-- start of Data shown --

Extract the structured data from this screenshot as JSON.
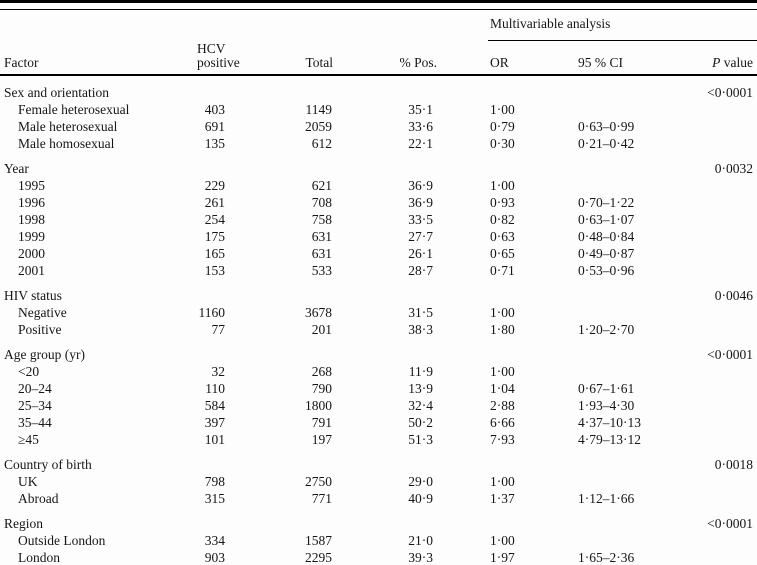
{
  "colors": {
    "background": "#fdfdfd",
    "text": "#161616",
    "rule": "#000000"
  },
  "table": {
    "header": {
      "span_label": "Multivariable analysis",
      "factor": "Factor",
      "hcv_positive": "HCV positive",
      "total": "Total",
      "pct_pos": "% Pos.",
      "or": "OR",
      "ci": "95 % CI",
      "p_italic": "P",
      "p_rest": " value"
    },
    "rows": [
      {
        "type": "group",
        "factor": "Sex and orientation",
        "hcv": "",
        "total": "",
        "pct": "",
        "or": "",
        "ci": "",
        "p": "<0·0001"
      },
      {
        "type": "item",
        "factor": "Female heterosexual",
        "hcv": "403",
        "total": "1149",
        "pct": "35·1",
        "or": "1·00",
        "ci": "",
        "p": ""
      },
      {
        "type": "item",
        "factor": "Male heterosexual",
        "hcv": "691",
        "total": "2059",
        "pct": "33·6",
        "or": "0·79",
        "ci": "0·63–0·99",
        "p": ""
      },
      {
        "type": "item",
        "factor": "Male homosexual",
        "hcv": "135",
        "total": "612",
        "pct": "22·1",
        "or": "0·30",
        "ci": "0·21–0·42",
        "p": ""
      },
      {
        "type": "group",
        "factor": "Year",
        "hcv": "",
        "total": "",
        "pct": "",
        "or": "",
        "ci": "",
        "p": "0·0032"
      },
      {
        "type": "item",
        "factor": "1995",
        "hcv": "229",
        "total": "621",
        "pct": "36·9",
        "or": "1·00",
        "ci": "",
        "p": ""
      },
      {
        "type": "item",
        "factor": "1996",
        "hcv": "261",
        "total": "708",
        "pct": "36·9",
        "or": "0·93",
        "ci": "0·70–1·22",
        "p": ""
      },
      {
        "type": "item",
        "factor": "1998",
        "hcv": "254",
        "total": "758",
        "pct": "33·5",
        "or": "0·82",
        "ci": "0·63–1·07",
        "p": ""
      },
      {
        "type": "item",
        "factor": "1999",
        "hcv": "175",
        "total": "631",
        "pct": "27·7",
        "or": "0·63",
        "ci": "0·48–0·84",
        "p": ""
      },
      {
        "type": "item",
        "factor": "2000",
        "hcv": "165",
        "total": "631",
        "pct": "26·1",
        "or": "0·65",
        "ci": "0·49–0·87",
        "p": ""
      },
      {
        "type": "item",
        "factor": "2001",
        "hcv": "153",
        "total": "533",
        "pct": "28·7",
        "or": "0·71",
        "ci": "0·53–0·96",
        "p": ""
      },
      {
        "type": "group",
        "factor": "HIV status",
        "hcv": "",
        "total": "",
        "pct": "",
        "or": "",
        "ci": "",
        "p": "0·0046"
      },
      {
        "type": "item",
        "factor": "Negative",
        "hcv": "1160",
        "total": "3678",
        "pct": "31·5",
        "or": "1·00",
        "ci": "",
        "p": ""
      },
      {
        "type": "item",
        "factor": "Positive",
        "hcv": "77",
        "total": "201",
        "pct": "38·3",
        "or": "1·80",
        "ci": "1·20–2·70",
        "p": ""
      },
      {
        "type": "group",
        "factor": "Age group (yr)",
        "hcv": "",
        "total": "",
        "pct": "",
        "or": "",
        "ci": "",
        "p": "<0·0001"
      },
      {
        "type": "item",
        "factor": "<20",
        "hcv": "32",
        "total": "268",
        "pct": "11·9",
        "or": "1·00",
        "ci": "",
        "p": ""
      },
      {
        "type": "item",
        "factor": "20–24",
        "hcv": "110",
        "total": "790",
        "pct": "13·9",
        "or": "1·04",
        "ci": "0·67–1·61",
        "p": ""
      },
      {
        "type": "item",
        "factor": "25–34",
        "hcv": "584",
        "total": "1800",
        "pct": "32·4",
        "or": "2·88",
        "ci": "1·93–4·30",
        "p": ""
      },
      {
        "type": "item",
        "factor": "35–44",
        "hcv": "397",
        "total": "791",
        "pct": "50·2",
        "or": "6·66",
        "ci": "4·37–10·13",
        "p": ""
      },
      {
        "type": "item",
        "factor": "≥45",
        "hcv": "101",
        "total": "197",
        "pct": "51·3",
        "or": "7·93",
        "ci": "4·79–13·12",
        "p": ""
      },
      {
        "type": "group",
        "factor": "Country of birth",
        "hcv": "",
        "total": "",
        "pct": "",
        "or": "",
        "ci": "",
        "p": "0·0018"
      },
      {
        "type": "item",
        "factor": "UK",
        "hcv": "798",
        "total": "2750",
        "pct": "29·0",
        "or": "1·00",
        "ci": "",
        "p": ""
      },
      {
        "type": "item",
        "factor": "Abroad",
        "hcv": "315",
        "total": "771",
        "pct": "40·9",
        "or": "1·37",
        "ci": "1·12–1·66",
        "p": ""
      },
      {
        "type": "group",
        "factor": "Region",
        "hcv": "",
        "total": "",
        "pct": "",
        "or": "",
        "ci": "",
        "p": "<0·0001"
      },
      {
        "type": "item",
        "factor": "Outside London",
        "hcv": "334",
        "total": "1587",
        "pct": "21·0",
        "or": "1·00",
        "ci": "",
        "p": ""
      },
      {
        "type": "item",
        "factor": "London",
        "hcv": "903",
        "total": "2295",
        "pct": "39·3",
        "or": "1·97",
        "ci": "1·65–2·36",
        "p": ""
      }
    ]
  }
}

-- end of Data shown --
-- start of Data shown --

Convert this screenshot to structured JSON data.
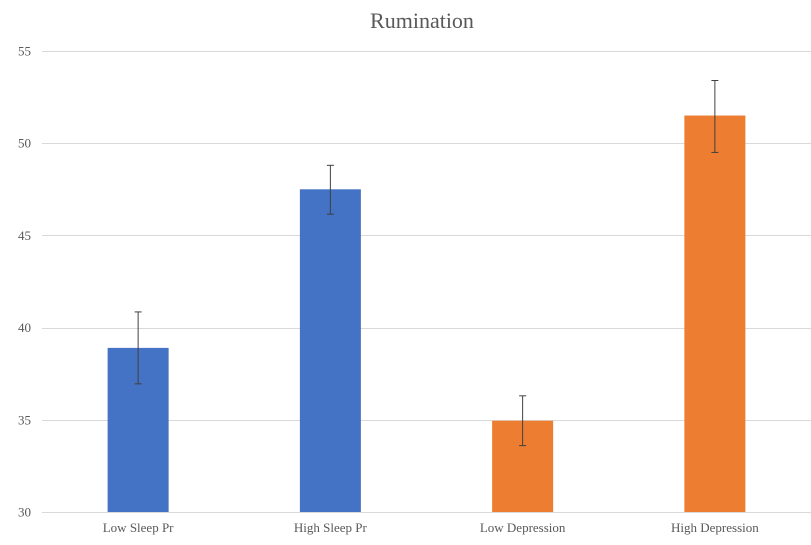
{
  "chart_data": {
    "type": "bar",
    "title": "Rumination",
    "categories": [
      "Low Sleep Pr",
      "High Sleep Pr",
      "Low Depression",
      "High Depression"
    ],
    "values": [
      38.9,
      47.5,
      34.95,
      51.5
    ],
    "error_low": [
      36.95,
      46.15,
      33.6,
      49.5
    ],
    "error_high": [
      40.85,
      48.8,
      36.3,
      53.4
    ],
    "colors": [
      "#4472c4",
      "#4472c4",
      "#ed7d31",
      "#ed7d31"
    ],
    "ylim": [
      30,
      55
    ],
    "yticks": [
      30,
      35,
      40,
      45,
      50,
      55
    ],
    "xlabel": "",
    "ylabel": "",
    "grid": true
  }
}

-- end of Data shown --

■ Your task
Return every line above that contains the word "structured".

■ Solution to this problem
Extract the structured data from this screenshot as JSON.
Convert this screenshot to structured JSON data.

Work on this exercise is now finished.